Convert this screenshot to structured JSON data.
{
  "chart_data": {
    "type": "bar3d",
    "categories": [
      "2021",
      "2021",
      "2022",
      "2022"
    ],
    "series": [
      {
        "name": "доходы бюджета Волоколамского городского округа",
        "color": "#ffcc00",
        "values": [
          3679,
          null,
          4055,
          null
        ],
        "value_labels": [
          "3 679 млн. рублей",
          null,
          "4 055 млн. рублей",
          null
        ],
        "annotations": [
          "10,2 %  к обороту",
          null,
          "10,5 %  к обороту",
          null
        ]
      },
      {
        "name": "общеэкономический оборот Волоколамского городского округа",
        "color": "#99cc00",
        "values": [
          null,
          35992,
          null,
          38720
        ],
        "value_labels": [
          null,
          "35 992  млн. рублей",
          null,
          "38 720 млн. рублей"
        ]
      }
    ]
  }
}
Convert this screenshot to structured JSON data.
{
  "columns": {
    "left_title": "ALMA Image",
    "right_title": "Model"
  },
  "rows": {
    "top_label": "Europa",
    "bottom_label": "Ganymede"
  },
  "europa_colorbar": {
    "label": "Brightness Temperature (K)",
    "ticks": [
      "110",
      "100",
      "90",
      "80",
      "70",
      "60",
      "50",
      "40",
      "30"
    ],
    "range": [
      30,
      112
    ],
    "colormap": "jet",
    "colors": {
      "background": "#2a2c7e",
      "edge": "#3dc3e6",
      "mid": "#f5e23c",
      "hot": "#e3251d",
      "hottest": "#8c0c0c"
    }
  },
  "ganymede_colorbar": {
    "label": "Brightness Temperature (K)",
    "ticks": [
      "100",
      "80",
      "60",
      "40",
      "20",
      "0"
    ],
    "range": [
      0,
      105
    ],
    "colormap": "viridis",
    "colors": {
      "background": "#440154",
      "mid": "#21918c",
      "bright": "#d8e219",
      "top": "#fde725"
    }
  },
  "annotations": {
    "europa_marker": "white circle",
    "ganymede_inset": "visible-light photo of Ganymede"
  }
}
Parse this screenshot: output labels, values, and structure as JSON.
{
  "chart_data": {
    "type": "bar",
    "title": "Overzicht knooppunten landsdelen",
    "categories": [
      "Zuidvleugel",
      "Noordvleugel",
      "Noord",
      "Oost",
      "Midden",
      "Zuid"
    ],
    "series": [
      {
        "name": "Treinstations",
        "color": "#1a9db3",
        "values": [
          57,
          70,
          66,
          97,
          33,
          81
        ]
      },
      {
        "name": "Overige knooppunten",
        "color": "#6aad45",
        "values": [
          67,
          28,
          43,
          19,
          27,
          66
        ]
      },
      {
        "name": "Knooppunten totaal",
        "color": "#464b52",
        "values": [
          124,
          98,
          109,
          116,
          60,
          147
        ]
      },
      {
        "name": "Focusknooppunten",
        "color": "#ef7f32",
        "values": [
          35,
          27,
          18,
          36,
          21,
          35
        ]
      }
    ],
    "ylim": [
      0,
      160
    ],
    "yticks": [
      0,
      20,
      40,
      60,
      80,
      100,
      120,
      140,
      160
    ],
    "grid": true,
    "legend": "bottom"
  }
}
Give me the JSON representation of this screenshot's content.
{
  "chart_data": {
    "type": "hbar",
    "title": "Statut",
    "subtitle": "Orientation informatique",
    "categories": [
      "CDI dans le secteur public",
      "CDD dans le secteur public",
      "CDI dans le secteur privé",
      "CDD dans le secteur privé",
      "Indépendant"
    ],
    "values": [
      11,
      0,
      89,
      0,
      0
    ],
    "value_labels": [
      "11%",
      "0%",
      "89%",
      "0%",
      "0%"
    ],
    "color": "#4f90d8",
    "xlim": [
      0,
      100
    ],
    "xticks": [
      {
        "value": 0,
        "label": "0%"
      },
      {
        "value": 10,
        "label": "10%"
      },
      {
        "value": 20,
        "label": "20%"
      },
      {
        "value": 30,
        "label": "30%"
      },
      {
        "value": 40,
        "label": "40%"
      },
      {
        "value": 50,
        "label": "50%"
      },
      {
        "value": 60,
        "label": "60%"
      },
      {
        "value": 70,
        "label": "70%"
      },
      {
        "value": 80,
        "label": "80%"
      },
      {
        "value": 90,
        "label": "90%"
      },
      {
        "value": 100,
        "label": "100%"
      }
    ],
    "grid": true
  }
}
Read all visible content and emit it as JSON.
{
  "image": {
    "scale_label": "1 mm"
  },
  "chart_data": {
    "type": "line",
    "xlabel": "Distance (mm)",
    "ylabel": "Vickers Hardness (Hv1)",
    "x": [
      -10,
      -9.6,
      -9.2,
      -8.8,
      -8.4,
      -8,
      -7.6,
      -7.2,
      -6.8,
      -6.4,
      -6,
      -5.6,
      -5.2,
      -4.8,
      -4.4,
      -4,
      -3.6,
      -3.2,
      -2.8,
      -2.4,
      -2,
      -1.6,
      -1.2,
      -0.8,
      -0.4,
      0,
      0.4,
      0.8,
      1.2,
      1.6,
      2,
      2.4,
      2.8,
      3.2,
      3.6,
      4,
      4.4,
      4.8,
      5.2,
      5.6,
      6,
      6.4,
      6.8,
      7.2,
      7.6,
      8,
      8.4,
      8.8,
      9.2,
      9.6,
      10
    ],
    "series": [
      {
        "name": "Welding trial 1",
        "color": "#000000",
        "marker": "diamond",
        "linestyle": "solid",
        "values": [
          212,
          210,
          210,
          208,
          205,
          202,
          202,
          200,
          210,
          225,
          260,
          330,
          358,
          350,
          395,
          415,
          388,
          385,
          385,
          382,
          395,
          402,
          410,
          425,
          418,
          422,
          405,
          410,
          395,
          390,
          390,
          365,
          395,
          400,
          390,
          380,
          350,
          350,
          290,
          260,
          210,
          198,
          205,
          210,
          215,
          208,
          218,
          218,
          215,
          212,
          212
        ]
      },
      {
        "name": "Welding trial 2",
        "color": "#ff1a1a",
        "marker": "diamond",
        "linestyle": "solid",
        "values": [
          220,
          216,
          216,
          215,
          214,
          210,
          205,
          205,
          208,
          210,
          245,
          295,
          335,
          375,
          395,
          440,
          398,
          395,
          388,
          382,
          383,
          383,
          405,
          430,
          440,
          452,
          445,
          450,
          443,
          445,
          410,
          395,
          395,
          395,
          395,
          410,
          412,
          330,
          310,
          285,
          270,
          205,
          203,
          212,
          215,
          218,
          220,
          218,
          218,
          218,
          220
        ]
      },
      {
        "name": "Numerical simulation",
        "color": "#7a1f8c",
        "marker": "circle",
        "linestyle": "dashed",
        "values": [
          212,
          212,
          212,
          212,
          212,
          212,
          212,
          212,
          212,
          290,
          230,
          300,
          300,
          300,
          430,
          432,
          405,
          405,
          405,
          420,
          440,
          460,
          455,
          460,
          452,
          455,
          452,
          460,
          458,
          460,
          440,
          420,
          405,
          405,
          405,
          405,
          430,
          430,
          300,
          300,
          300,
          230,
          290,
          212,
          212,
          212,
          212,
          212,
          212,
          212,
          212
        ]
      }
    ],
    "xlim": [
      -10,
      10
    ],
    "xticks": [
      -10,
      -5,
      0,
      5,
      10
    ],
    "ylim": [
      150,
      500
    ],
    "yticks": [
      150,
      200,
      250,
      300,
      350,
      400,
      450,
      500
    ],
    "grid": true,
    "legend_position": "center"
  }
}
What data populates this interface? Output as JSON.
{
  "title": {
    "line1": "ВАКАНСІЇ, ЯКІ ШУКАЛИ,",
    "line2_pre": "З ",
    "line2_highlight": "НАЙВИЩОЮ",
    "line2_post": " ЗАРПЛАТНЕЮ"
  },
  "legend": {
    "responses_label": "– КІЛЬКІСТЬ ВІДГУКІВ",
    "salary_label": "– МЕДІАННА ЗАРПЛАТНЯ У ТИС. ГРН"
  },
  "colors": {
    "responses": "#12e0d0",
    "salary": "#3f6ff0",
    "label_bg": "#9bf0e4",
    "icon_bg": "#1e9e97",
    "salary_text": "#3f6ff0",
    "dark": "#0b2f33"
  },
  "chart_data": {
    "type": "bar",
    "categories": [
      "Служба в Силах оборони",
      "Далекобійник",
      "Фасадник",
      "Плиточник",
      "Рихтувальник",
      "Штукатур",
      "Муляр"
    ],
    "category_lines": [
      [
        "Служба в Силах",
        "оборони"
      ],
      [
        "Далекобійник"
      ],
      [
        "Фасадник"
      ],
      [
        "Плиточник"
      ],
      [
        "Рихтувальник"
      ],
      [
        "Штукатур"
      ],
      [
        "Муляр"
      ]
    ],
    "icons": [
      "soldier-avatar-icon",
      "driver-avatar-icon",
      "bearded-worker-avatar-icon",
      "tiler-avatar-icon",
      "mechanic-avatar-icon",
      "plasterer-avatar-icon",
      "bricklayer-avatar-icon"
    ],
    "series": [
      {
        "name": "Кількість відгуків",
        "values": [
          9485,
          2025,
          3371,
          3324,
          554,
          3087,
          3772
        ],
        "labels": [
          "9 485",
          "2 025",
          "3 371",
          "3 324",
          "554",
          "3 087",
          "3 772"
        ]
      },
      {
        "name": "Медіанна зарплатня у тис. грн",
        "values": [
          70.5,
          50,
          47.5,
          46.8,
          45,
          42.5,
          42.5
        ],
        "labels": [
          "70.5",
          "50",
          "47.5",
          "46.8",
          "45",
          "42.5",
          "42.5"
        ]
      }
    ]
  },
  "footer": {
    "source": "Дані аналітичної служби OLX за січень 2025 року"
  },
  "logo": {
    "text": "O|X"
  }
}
· · · · · · ·
__THE EXERCISE__: Your answer should be only the number of lines that hold the word "screenshot".

__ANSWER FOR THIS EXERCISE__: 4